» **REQUEST**: Extract all lines from the data beneath that include the word "other".

» **A run of records**:
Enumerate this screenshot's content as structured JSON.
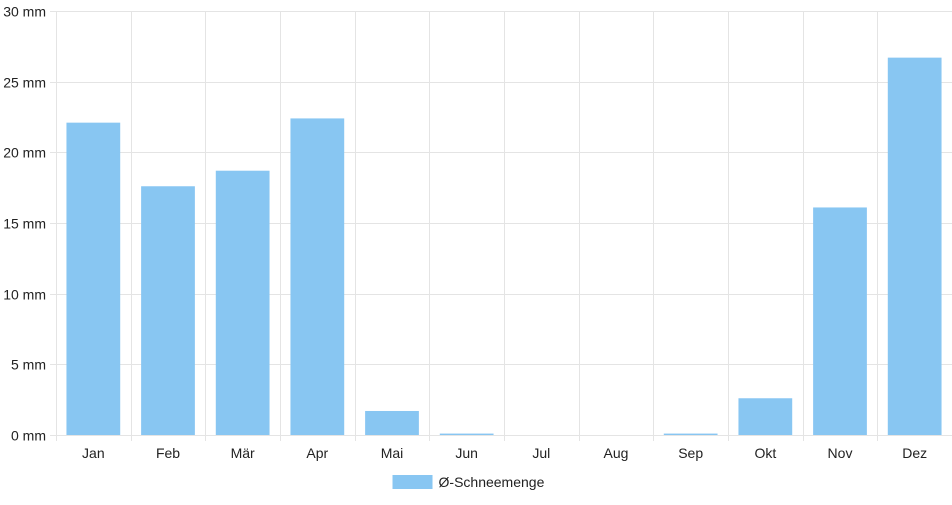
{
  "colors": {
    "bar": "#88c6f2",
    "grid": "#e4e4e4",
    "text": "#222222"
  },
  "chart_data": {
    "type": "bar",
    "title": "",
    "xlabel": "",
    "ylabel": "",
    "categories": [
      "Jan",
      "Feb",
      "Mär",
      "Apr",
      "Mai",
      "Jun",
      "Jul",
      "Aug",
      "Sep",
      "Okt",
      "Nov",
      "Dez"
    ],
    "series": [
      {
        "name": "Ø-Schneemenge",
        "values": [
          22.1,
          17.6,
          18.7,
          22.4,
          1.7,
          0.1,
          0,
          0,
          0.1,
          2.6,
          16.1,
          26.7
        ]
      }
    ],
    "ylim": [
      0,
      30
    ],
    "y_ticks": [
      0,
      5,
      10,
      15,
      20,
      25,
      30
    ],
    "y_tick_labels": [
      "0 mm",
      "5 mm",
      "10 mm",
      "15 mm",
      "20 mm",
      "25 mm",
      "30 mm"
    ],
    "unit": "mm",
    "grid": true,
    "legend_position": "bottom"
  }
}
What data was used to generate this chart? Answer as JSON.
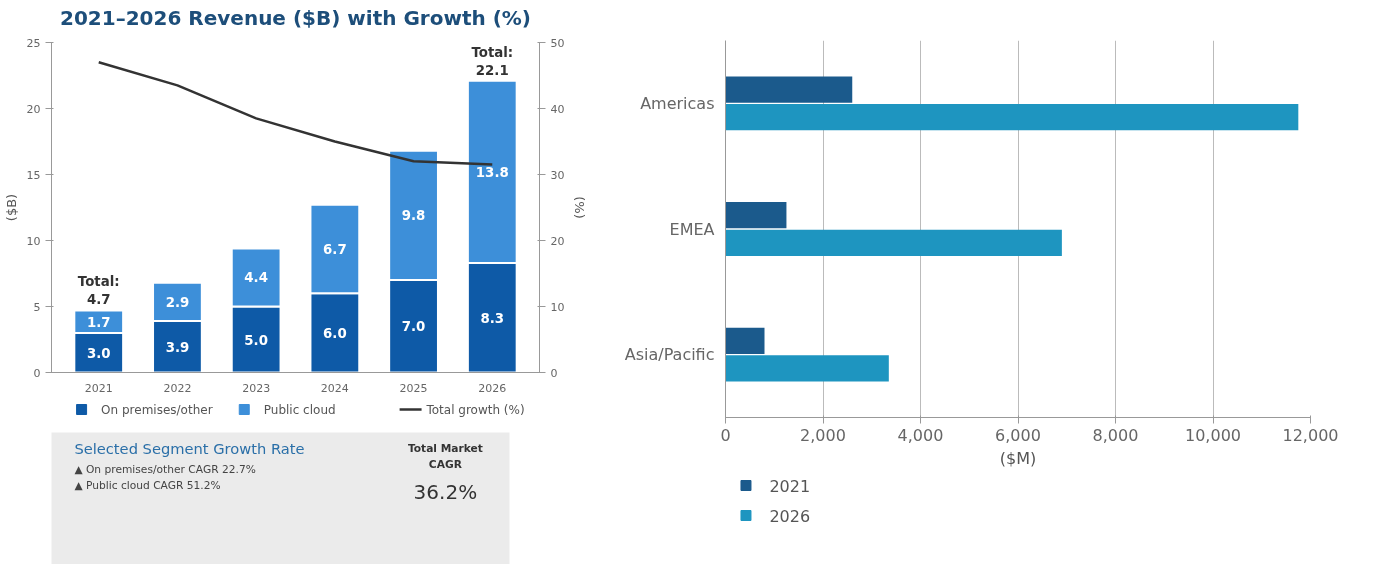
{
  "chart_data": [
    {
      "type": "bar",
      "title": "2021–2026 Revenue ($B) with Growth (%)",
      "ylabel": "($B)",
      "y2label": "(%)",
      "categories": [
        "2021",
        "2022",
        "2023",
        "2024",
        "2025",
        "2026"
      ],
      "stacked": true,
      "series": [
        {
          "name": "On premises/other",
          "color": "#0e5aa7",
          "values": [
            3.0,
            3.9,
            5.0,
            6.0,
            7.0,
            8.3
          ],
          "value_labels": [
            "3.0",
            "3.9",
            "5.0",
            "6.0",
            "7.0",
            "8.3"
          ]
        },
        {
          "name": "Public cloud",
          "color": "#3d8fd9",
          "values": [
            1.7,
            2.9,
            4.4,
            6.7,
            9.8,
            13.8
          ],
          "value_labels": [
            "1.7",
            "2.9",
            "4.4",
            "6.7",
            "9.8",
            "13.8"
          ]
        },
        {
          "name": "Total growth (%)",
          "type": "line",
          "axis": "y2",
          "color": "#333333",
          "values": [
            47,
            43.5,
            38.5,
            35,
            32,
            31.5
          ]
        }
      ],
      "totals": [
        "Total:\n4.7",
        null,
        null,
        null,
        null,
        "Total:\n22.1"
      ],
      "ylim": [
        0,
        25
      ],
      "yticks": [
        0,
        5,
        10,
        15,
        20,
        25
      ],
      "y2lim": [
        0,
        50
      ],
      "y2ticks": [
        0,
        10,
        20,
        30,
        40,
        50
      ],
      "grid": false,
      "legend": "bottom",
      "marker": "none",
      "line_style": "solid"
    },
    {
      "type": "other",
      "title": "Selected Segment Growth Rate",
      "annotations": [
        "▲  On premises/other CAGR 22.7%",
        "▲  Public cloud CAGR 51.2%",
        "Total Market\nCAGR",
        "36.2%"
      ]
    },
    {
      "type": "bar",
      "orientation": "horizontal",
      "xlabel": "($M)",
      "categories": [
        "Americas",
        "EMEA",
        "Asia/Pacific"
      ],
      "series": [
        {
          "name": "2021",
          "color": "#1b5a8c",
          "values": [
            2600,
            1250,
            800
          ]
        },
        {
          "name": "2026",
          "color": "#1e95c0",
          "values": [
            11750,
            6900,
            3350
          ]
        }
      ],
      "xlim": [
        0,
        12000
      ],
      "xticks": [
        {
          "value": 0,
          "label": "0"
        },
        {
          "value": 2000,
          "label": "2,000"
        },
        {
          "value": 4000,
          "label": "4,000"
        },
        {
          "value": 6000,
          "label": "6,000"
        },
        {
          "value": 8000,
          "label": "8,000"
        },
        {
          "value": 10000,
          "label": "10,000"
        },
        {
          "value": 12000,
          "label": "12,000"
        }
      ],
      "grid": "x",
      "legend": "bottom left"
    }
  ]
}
...
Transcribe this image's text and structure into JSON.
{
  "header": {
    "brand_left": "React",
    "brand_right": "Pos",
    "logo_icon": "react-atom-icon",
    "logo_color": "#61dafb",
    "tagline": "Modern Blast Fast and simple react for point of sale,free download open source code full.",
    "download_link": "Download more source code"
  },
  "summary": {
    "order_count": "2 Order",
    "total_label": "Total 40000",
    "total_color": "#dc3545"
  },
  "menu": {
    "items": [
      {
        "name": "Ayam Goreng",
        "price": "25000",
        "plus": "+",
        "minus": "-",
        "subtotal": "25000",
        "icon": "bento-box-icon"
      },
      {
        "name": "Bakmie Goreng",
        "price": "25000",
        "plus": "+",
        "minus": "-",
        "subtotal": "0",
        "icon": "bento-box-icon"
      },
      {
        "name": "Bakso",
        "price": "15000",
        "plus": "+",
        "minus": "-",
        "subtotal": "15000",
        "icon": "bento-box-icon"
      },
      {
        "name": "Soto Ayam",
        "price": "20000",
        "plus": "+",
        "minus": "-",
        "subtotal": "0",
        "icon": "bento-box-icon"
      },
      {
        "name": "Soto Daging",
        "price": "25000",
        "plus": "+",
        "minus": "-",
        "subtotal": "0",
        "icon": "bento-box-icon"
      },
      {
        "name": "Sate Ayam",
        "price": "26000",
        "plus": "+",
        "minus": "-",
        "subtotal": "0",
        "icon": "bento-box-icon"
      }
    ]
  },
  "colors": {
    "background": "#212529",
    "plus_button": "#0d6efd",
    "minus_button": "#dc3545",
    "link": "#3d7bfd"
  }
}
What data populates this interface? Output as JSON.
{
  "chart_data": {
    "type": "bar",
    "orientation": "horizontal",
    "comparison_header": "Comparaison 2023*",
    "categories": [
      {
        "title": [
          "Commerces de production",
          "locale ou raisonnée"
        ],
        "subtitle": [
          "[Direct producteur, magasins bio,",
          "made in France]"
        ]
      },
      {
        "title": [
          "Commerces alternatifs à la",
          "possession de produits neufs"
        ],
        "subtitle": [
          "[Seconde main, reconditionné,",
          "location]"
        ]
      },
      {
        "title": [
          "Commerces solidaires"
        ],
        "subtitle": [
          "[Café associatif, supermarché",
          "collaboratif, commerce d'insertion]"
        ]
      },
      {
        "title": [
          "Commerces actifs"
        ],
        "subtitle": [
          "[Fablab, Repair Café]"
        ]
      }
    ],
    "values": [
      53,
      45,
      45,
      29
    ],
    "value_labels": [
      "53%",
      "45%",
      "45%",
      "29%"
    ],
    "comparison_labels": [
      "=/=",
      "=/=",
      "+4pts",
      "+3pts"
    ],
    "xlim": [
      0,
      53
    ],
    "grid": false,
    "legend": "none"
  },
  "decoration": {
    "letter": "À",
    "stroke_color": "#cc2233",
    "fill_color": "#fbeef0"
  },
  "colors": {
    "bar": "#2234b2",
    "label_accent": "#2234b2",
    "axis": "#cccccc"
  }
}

» **OUTPUT FOR THIS TASK**:
          "name": "On premises/other",
      "type": "other",
        "▲  On premises/other CAGR 22.7%",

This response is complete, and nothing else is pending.